**TASK SET**
[1] Summarize the article on the Apple–FBI privacy dispute in two sentences.
[2] Carry on the article on the Apple–FBI privacy dispute, beginning right after its final sentence.

**TEXT EXCERPT**

◆ ◆ ◆

SAN BERNARDINO SHOOTING SPARKS MAJOR PRIVACY BATTLE

Apple at Loggerheads with FBI

WHY PRIVACY IS THE MOST IMPORTANT
ISSUE OF OUR TIME
Many of us may now be used to the new age
of intense privacy debates in the wake of the
Edward Snowden fiasco, but it seems that
this intensity has just stepped up yet another
notch with the tussle that has broken out
in recent days between Apple and the FBI.
Whichever side of the debate you are on - if
you take a definite stance at all - the latest
debate surrounding our attitudes to encrypted
technology in the wake of the San Bernardino
shooting has implications for us all.
It is a debate that has its roots in the most
terrible tragedy, of the deaths of 14 people
and serious injuries to a further 22 in a terrorist
attack at the Inland Regional Centre in the
Californian city of San Bernardino on December
2 last year. The perpetrators of the latest mass
shooting to shock America were a married
Redlands couple - Syed Rizwan Farook and
Tashfeen Malik - who were later killed by police
in a shootout.
This is where the difficulty truly begins for
Apple - Farook owned an iPhone 5c that
authorities want to unlock as they continue
their urgent investigations into the appalling
events at a training event at the San
Bernardino County Department of Public
Health. The FBI turned to Apple for help to
access the device’s data - only to be rebuffed
in the kind of spectacularly public manner that
has prompted frenzied debate across America.

COOK MAKES HIS STAND
In an open letter to Apple customers that was
published on February 16 and can still be
viewed online, Apple CEO Tim Cook outlined
his version of events of what the United States
government had asked his company to do -
“build a backdoor to the iPhone”.
He added that the FBI had requested that Apple
“make a new version of the iPhone operating
system, circumventing several important
security features, and install it on an iPhone
recovered during the investigation. In the wrong
hands, this software - which does not exist today
- would have the potential to unlock any iPhone
in someone’s physical possession.”
Cook also criticised the FBI’s “unprecedented”
attempted use of the All Writs Act of 1789 to
justify expanding its authority and effectively
force Apple to remove security features and
make it easier for an iPhone to be unlocked by
“brute force”. He continued: “The implications
of the government’s demands are chilling...
ultimately, we fear that this demand would
undermine the very freedoms and liberty our
government is meant to protect.”

STRONG OPINIONS ON BOTH SIDES
OF THE DEBATE
As one might imagine, those taking either or
even no stance to Apple’s approach had strong
words to add to the ensuing public discussion.

◆ ◆ ◆

**EXCERPTED RECORDS**
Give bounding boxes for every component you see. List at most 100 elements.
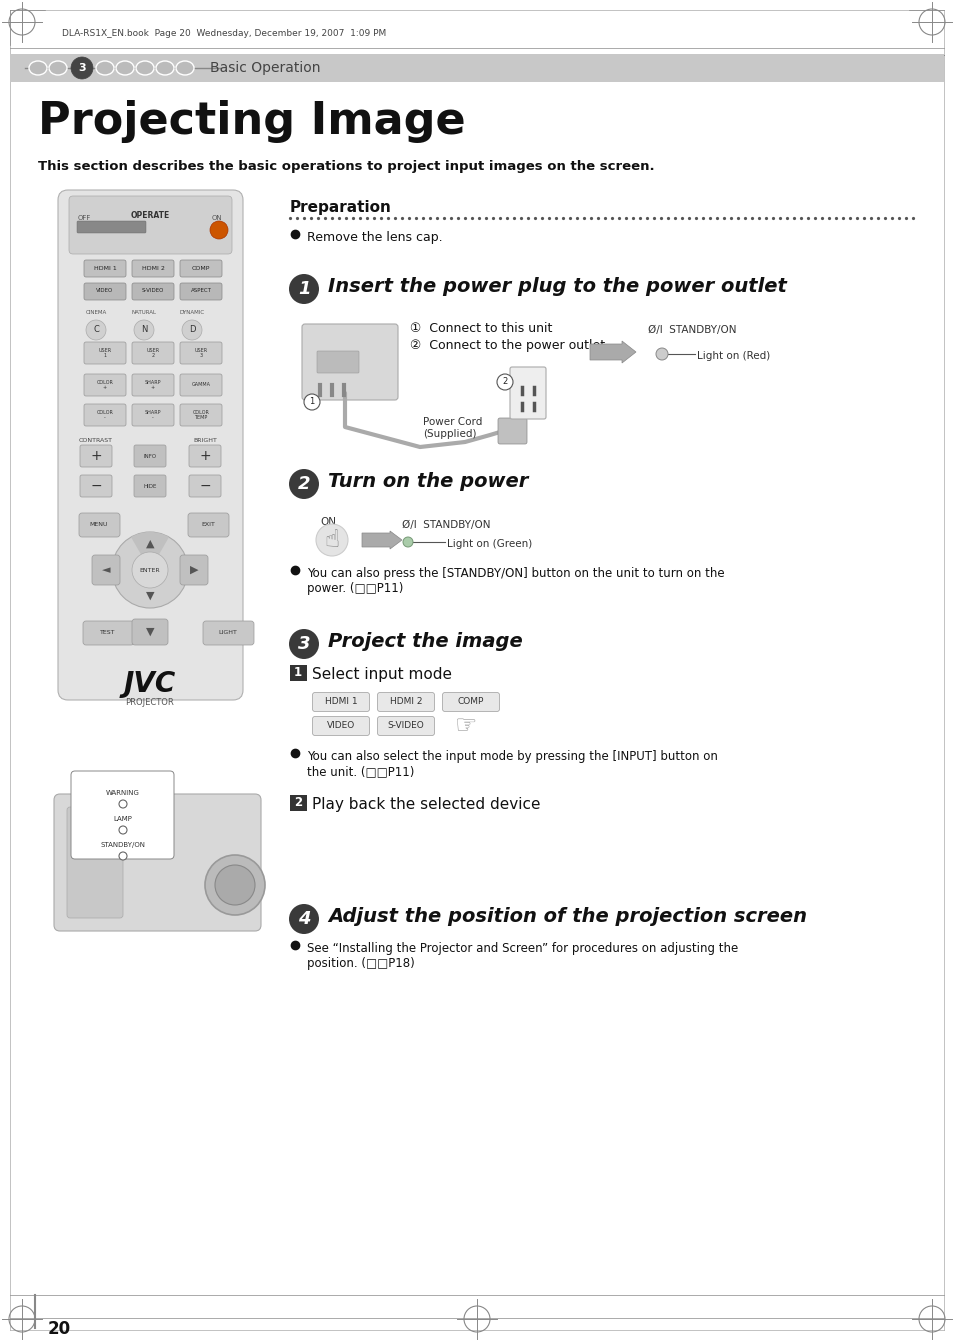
Text: ▶: ▶ (190, 565, 198, 575)
Text: USER
1: USER 1 (98, 347, 112, 358)
Text: Play back the selected device: Play back the selected device (312, 797, 540, 812)
Circle shape (497, 374, 513, 390)
Text: ▼: ▼ (146, 627, 154, 636)
Text: OFF: OFF (77, 214, 91, 221)
Text: SHARP
-: SHARP - (145, 410, 161, 421)
Circle shape (210, 221, 228, 239)
Text: COLOR
+: COLOR + (96, 379, 113, 390)
FancyBboxPatch shape (180, 283, 222, 300)
FancyArrow shape (589, 340, 636, 363)
FancyBboxPatch shape (302, 324, 397, 401)
Text: ENTER: ENTER (139, 568, 160, 572)
Text: Basic Operation: Basic Operation (210, 62, 320, 75)
FancyBboxPatch shape (77, 221, 146, 233)
Text: COLOR
-: COLOR - (96, 410, 113, 421)
Text: MENU: MENU (90, 523, 108, 528)
Text: Insert the power plug to the power outlet: Insert the power plug to the power outle… (328, 277, 786, 296)
FancyBboxPatch shape (132, 374, 173, 397)
Text: You can also press the [STANDBY/ON] button on the unit to turn on the
power. (□□: You can also press the [STANDBY/ON] butt… (307, 567, 724, 595)
Text: Projecting Image: Projecting Image (38, 100, 465, 143)
Text: You can also select the input mode by pressing the [INPUT] button on
the unit. (: You can also select the input mode by pr… (307, 750, 717, 779)
FancyBboxPatch shape (132, 260, 173, 277)
Text: 2: 2 (297, 474, 310, 493)
FancyBboxPatch shape (54, 795, 261, 931)
FancyBboxPatch shape (189, 474, 221, 497)
Text: D: D (189, 326, 195, 335)
Text: Ø/I  STANDBY/ON: Ø/I STANDBY/ON (647, 326, 736, 335)
FancyBboxPatch shape (84, 403, 126, 426)
Circle shape (289, 905, 318, 934)
Circle shape (119, 800, 127, 808)
Circle shape (289, 469, 318, 498)
Text: S-VIDEO: S-VIDEO (387, 721, 424, 730)
Text: OPERATE: OPERATE (131, 210, 170, 220)
Text: N: N (141, 326, 147, 335)
FancyBboxPatch shape (80, 445, 112, 468)
FancyBboxPatch shape (67, 807, 123, 918)
Text: ASPECT: ASPECT (191, 288, 212, 293)
Ellipse shape (175, 62, 193, 75)
Circle shape (205, 855, 265, 915)
Text: ①  Connect to this unit: ① Connect to this unit (410, 322, 552, 335)
FancyBboxPatch shape (84, 342, 126, 364)
Text: Ø/I  STANDBY/ON: Ø/I STANDBY/ON (401, 520, 490, 531)
Text: See “Installing the Projector and Screen” for procedures on adjusting the
positi: See “Installing the Projector and Screen… (307, 942, 738, 970)
Text: ②  Connect to the power outlet: ② Connect to the power outlet (410, 339, 604, 352)
Text: 20: 20 (48, 1320, 71, 1339)
Text: INFO: INFO (143, 453, 156, 458)
Text: COMP: COMP (192, 265, 210, 271)
FancyBboxPatch shape (290, 795, 307, 811)
Text: ☝: ☝ (324, 528, 339, 552)
Text: +: + (91, 449, 102, 464)
Text: GAMMA: GAMMA (192, 382, 211, 387)
Ellipse shape (49, 62, 67, 75)
Text: HDMI 2: HDMI 2 (390, 698, 422, 706)
FancyBboxPatch shape (132, 283, 173, 300)
FancyBboxPatch shape (84, 260, 126, 277)
Text: HIDE: HIDE (143, 484, 156, 489)
Text: 2: 2 (294, 796, 302, 809)
Text: TEST: TEST (100, 631, 115, 635)
FancyBboxPatch shape (188, 513, 229, 537)
Text: PROJECTOR: PROJECTOR (126, 698, 174, 708)
Text: BRIGHT: BRIGHT (193, 437, 216, 442)
FancyBboxPatch shape (180, 403, 222, 426)
Circle shape (71, 58, 92, 79)
Text: COLOR
TEMP: COLOR TEMP (193, 410, 210, 421)
Text: Adjust the position of the projection screen: Adjust the position of the projection sc… (328, 907, 806, 926)
FancyBboxPatch shape (313, 693, 369, 712)
Ellipse shape (29, 62, 47, 75)
Circle shape (86, 320, 106, 340)
Circle shape (656, 348, 667, 360)
FancyBboxPatch shape (91, 555, 120, 586)
Circle shape (112, 532, 188, 608)
Text: −: − (199, 478, 211, 493)
FancyBboxPatch shape (189, 445, 221, 468)
Text: CONTRAST: CONTRAST (79, 437, 112, 442)
Text: Power Cord
(Supplied): Power Cord (Supplied) (422, 417, 482, 438)
Text: NATURAL: NATURAL (132, 310, 156, 315)
Text: ◄: ◄ (102, 565, 111, 575)
Circle shape (315, 524, 348, 556)
FancyBboxPatch shape (84, 283, 126, 300)
Text: HDMI 1: HDMI 1 (93, 265, 116, 271)
FancyBboxPatch shape (84, 374, 126, 397)
Text: ▼: ▼ (146, 591, 154, 602)
Circle shape (133, 320, 153, 340)
Text: 2: 2 (502, 378, 507, 386)
Text: ☞: ☞ (455, 714, 476, 738)
FancyBboxPatch shape (203, 620, 253, 645)
Text: 1: 1 (309, 398, 314, 406)
Text: USER
2: USER 2 (146, 347, 159, 358)
Text: LAMP: LAMP (113, 816, 132, 821)
FancyBboxPatch shape (180, 260, 222, 277)
FancyBboxPatch shape (377, 693, 434, 712)
Text: ▲: ▲ (146, 539, 154, 549)
Wedge shape (131, 532, 169, 570)
FancyBboxPatch shape (316, 351, 358, 373)
Text: Remove the lens cap.: Remove the lens cap. (307, 230, 442, 244)
Text: CINEMA: CINEMA (85, 310, 107, 315)
Text: SHARP
+: SHARP + (145, 379, 161, 390)
Text: 3: 3 (297, 635, 310, 653)
FancyBboxPatch shape (79, 513, 120, 537)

◆ ◆ ◆

**ANSWERS GIVEN**
[1] After a December 2 terrorist attack in San Bernardino killed 14 people and seriously injured 22, the FBI sought Apple's help to access an iPhone 5c owned by one of the attackers, Syed Rizwan Farook, and Apple publicly rebuffed the request. In an open letter published February 16, Apple CEO Tim Cook said the government had asked the company to "build a backdoor to the iPhone," criticized the FBI's attempted use of the All Writs Act of 1789, and warned that the demand could undermine the freedoms and liberty the government is meant to protect.

[2]
A highly understandable critic of the
Cupertino firm’s stand against a federal
judge’s order was Ryan Reyes, the boyfriend
of one of the 14 victims, Daniel Kaufman.
Describing himself as “extremely pissed-off”
over an announcement that had also caused
him to reconsider his ownership of Apple
products, he opined: “It’s infuriating to me,
because I feel like all companies - especially
US companies - should do what they have to
do to protect our country”.
Republican presidential frontrunner Donald
Trump was another to weigh in against
Apple, declaring: “I agree 100% with the
courts... who do they think they are? They
have to open it up.” However, Cook also found
plenty of support, including from transgender
woman and activist Evan Greer, who said she
had seen “the deeply chilling effect of overly
broad government surveillance”, adding in
reference to her now 5-year old son: “What type
of world is he going to grow up in? Will it be
one in which he’s constantly being monitored
... where he feels that he has no privacy?”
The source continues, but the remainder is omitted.